━━ Task input

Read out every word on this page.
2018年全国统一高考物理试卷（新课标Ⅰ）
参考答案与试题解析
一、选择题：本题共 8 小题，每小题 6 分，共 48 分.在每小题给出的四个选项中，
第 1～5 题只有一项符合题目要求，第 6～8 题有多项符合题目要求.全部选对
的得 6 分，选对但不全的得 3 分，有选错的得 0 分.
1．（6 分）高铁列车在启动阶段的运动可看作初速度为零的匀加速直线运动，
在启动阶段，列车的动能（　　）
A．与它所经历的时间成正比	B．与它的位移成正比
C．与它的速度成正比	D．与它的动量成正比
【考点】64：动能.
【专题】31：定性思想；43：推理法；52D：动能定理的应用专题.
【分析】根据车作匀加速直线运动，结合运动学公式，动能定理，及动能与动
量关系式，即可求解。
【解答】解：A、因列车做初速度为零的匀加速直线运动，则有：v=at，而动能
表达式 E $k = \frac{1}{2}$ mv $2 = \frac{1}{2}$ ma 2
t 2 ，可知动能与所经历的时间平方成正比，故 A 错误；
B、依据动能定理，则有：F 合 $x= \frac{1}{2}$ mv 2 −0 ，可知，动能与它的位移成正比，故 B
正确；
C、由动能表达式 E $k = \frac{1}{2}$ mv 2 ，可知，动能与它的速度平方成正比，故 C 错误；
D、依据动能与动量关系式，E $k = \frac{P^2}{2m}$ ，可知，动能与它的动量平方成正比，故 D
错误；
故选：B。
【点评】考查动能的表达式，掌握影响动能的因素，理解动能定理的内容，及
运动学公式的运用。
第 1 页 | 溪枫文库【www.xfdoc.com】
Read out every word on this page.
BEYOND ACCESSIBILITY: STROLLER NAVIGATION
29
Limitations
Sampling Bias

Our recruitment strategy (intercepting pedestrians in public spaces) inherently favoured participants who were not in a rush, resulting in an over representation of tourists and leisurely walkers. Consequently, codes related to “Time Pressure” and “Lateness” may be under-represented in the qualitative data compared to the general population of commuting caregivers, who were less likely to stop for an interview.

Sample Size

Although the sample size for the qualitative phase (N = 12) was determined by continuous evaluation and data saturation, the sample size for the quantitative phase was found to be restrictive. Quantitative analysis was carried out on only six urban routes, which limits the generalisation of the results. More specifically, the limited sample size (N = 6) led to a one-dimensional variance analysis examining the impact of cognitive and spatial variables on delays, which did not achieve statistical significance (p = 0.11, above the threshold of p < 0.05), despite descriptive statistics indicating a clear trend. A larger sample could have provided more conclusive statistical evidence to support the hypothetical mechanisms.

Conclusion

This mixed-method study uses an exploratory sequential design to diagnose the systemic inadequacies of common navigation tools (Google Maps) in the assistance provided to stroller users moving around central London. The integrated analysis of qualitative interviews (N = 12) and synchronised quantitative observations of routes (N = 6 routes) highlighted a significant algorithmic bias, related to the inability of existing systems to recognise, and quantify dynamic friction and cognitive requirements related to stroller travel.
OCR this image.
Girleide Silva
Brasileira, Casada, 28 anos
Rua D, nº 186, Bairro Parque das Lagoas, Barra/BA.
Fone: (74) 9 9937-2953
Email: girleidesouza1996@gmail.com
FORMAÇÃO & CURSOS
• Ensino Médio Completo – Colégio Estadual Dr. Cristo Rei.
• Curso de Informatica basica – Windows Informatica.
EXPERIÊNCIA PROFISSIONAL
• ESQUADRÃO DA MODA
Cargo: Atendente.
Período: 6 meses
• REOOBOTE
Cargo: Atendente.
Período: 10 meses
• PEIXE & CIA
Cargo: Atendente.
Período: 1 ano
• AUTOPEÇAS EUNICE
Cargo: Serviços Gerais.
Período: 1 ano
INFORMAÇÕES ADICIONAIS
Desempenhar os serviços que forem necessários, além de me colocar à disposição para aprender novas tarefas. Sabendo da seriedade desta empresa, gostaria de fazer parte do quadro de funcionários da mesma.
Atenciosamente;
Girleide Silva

━━━━

Repeat the data above exactly.

Read out every word on this page.
2018年全国统一高考物理试卷（新课标Ⅰ）
参考答案与试题解析
一、选择题：本题共 8 小题，每小题 6 分，共 48 分.在每小题给出的四个选项中，
第 1～5 题只有一项符合题目要求，第 6～8 题有多项符合题目要求.全部选对
的得 6 分，选对但不全的得 3 分，有选错的得 0 分.
1．（6 分）高铁列车在启动阶段的运动可看作初速度为零的匀加速直线运动，
在启动阶段，列车的动能（　　）
A．与它所经历的时间成正比	B．与它的位移成正比
C．与它的速度成正比	D．与它的动量成正比
【考点】64：动能.
【专题】31：定性思想；43：推理法；52D：动能定理的应用专题.
【分析】根据车作匀加速直线运动，结合运动学公式，动能定理，及动能与动
量关系式，即可求解。
【解答】解：A、因列车做初速度为零的匀加速直线运动，则有：v=at，而动能
表达式 E $k = \frac{1}{2}$ mv $2 = \frac{1}{2}$ ma 2
t 2 ，可知动能与所经历的时间平方成正比，故 A 错误；
B、依据动能定理，则有：F 合 $x= \frac{1}{2}$ mv 2 −0 ，可知，动能与它的位移成正比，故 B
正确；
C、由动能表达式 E $k = \frac{1}{2}$ mv 2 ，可知，动能与它的速度平方成正比，故 C 错误；
D、依据动能与动量关系式，E $k = \frac{P^2}{2m}$ ，可知，动能与它的动量平方成正比，故 D
错误；
故选：B。
【点评】考查动能的表达式，掌握影响动能的因素，理解动能定理的内容，及
运动学公式的运用。
第 1 页 | 溪枫文库【www.xfdoc.com】
Read out every word on this page.
BEYOND ACCESSIBILITY: STROLLER NAVIGATION
29
Limitations
Sampling Bias

Our recruitment strategy (intercepting pedestrians in public spaces) inherently favoured participants who were not in a rush, resulting in an over representation of tourists and leisurely walkers. Consequently, codes related to “Time Pressure” and “Lateness” may be under-represented in the qualitative data compared to the general population of commuting caregivers, who were less likely to stop for an interview.

Sample Size

Although the sample size for the qualitative phase (N = 12) was determined by continuous evaluation and data saturation, the sample size for the quantitative phase was found to be restrictive. Quantitative analysis was carried out on only six urban routes, which limits the generalisation of the results. More specifically, the limited sample size (N = 6) led to a one-dimensional variance analysis examining the impact of cognitive and spatial variables on delays, which did not achieve statistical significance (p = 0.11, above the threshold of p < 0.05), despite descriptive statistics indicating a clear trend. A larger sample could have provided more conclusive statistical evidence to support the hypothetical mechanisms.

Conclusion

This mixed-method study uses an exploratory sequential design to diagnose the systemic inadequacies of common navigation tools (Google Maps) in the assistance provided to stroller users moving around central London. The integrated analysis of qualitative interviews (N = 12) and synchronised quantitative observations of routes (N = 6 routes) highlighted a significant algorithmic bias, related to the inability of existing systems to recognise, and quantify dynamic friction and cognitive requirements related to stroller travel.
OCR this image.
Girleide Silva
Brasileira, Casada, 28 anos
Rua D, nº 186, Bairro Parque das Lagoas, Barra/BA.
Fone: (74) 9 9937-2953
Email: girleidesouza1996@gmail.com
FORMAÇÃO & CURSOS
• Ensino Médio Completo – Colégio Estadual Dr. Cristo Rei.
• Curso de Informatica basica – Windows Informatica.
EXPERIÊNCIA PROFISSIONAL
• ESQUADRÃO DA MODA
Cargo: Atendente.
Período: 6 meses
• REOOBOTE
Cargo: Atendente.
Período: 10 meses
• PEIXE & CIA
Cargo: Atendente.
Período: 1 ano
• AUTOPEÇAS EUNICE
Cargo: Serviços Gerais.
Período: 1 ano
INFORMAÇÕES ADICIONAIS
Desempenhar os serviços que forem necessários, além de me colocar à disposição para aprender novas tarefas. Sabendo da seriedade desta empresa, gostaria de fazer parte do quadro de funcionários da mesma.
Atenciosamente;
Girleide Silva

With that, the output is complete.